◆ **TASK STATEMENT**
Copy the lines of the data below, from the line with "y-tick-label: 0 [266, 278, 273, 288]" to the line with "y-tick-label: -3 [262, 405, 273, 415]", including both of those lines and nothing else, character for character.

◆ **PROVIDED DATA**
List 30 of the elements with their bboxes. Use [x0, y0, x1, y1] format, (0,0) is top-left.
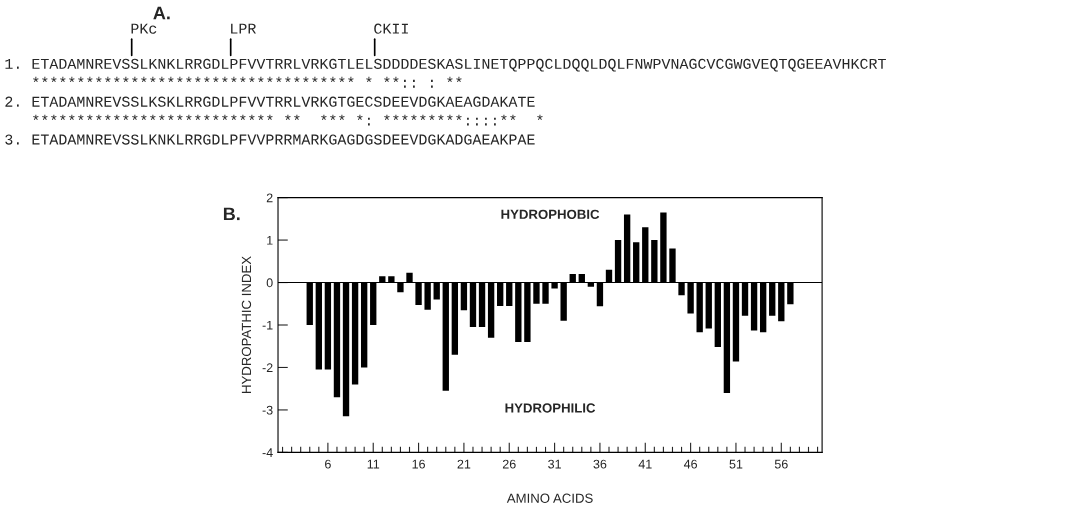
y-tick-label: 0 [266, 278, 273, 288]
x-tick-label: 6 [325, 459, 331, 469]
x-axis-title: AMINO ACIDS [506, 493, 593, 503]
y-tick-label: 1 [267, 236, 273, 245]
x-tick-label: 51 [729, 459, 743, 469]
x-tick-label: 46 [683, 459, 698, 469]
y-tick-label: -3 [262, 405, 273, 415]
text: 3. ETADAMNREVSSLKNKLRRGDLPFVVPRRMARKGAGDGSDEEVDGKADGAEAKPAE [5, 134, 535, 145]
annotation: HYDROPHILIC [505, 403, 596, 413]
chart-title: B. [223, 207, 240, 221]
text: *************************** ** *** *: *********::::** * [33, 114, 543, 126]
y-axis-title: HYDROPATHIC INDEX [241, 256, 252, 393]
x-tick-label: 36 [593, 459, 607, 469]
y-tick-label: -1 [262, 320, 273, 330]
x-tick-label: 56 [774, 459, 788, 469]
x-tick-label: 16 [412, 459, 425, 469]
text: 1. ETADAMNREVSSLKNKLRRGDLPFVVTRRLVRKGTLELSDDDDESKASLINETQPPQCLDQQLDQLFNWPVNAGCVCGWGVEQTQGEEAVHKCRT [5, 58, 886, 72]
x-tick-label: 11 [367, 459, 380, 469]
text: ************************************ * **:: : ** [33, 76, 462, 88]
x-tick-label: 41 [638, 459, 652, 469]
y-tick-label: 2 [266, 193, 273, 203]
text: 2. ETADAMNREVSSLKSKLRRGDLPFVVTRRLVRKGTGECSDEEVDGKAEAGDAKATE [5, 96, 535, 107]
y-tick-label: -2 [262, 363, 273, 372]
annotation: HYDROPHOBIC [501, 209, 600, 219]
text: A. [153, 6, 170, 20]
x-tick-label: 26 [502, 459, 516, 469]
y-tick-label: -4 [262, 448, 273, 457]
x-tick-label: 31 [548, 459, 561, 469]
text: PKc LPR CKII [131, 23, 408, 34]
x-tick-label: 21 [457, 459, 471, 469]
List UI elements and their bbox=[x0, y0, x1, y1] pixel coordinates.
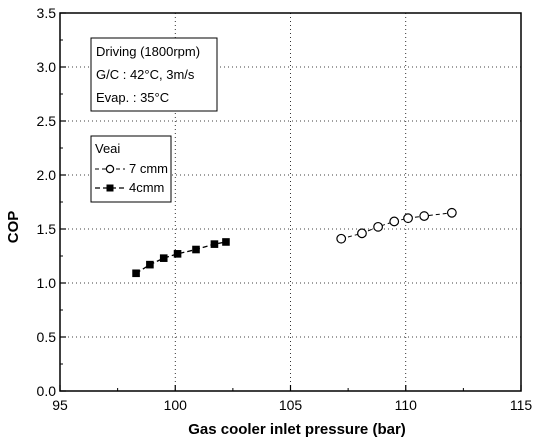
y-tick-label: 0.0 bbox=[37, 383, 57, 399]
x-tick-label: 105 bbox=[279, 397, 303, 413]
legend-marker-filled-square bbox=[106, 184, 114, 192]
x-axis-label: Gas cooler inlet pressure (bar) bbox=[188, 421, 406, 438]
conditions-box: Driving (1800rpm) G/C : 42°C, 3m/s Evap.… bbox=[90, 37, 218, 112]
x-tick-label: 100 bbox=[164, 397, 188, 413]
condition-evaporator: Evap. : 35°C bbox=[96, 90, 169, 105]
legend-title: Veai bbox=[95, 141, 120, 156]
data-point bbox=[403, 213, 413, 224]
legend-label-7-cmm: 7 cmm bbox=[129, 161, 168, 176]
data-point bbox=[173, 250, 182, 258]
y-tick-label: 3.5 bbox=[37, 5, 57, 21]
data-point bbox=[446, 207, 457, 218]
y-tick-label: 2.0 bbox=[37, 167, 57, 183]
data-point bbox=[373, 221, 383, 232]
y-tick-label: 3.0 bbox=[37, 59, 57, 75]
data-point bbox=[146, 260, 154, 269]
data-point bbox=[132, 269, 140, 278]
data-point bbox=[192, 245, 200, 254]
y-tick-label: 1.5 bbox=[37, 221, 57, 237]
legend: Veai 7 cmm 4cmm bbox=[90, 135, 172, 203]
axis-tick-labels: 95 100 105 110 115 0.0 0.5 1.0 1.5 2.0 2.5 3.0 3.5 bbox=[37, 5, 533, 413]
condition-driving: Driving (1800rpm) bbox=[96, 44, 200, 59]
series-0 bbox=[336, 207, 457, 244]
x-tick-label: 95 bbox=[52, 397, 68, 413]
data-point bbox=[336, 233, 347, 244]
data-point bbox=[357, 228, 367, 239]
data-point bbox=[210, 240, 219, 248]
y-tick-label: 0.5 bbox=[37, 329, 57, 345]
y-tick-label: 2.5 bbox=[37, 113, 57, 129]
legend-entry-4cmm: 4cmm bbox=[95, 180, 164, 195]
legend-marker-open-circle bbox=[105, 164, 115, 174]
data-point bbox=[159, 254, 168, 262]
data-point bbox=[419, 211, 430, 221]
x-tick-label: 110 bbox=[395, 397, 418, 413]
series-layer bbox=[132, 207, 457, 278]
x-tick-label: 115 bbox=[510, 397, 533, 413]
legend-entry-7-cmm: 7 cmm bbox=[95, 161, 168, 176]
y-axis-label: COP bbox=[5, 211, 22, 244]
data-point bbox=[389, 216, 400, 227]
condition-gas-cooler: G/C : 42°C, 3m/s bbox=[96, 67, 195, 82]
series-1 bbox=[132, 238, 230, 278]
y-tick-label: 1.0 bbox=[37, 275, 57, 291]
legend-label-4cmm: 4cmm bbox=[129, 180, 164, 195]
data-point bbox=[222, 238, 230, 246]
axis-ticks bbox=[59, 12, 522, 392]
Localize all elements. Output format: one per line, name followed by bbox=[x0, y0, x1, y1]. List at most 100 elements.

◆ **REPLY TO THE TASK**
y-tick-label: 0 [266, 278, 273, 288]
x-tick-label: 6 [325, 459, 331, 469]
x-axis-title: AMINO ACIDS [506, 493, 593, 503]
y-tick-label: 1 [267, 236, 273, 245]
x-tick-label: 51 [729, 459, 743, 469]
x-tick-label: 46 [683, 459, 698, 469]
y-tick-label: -3 [262, 405, 273, 415]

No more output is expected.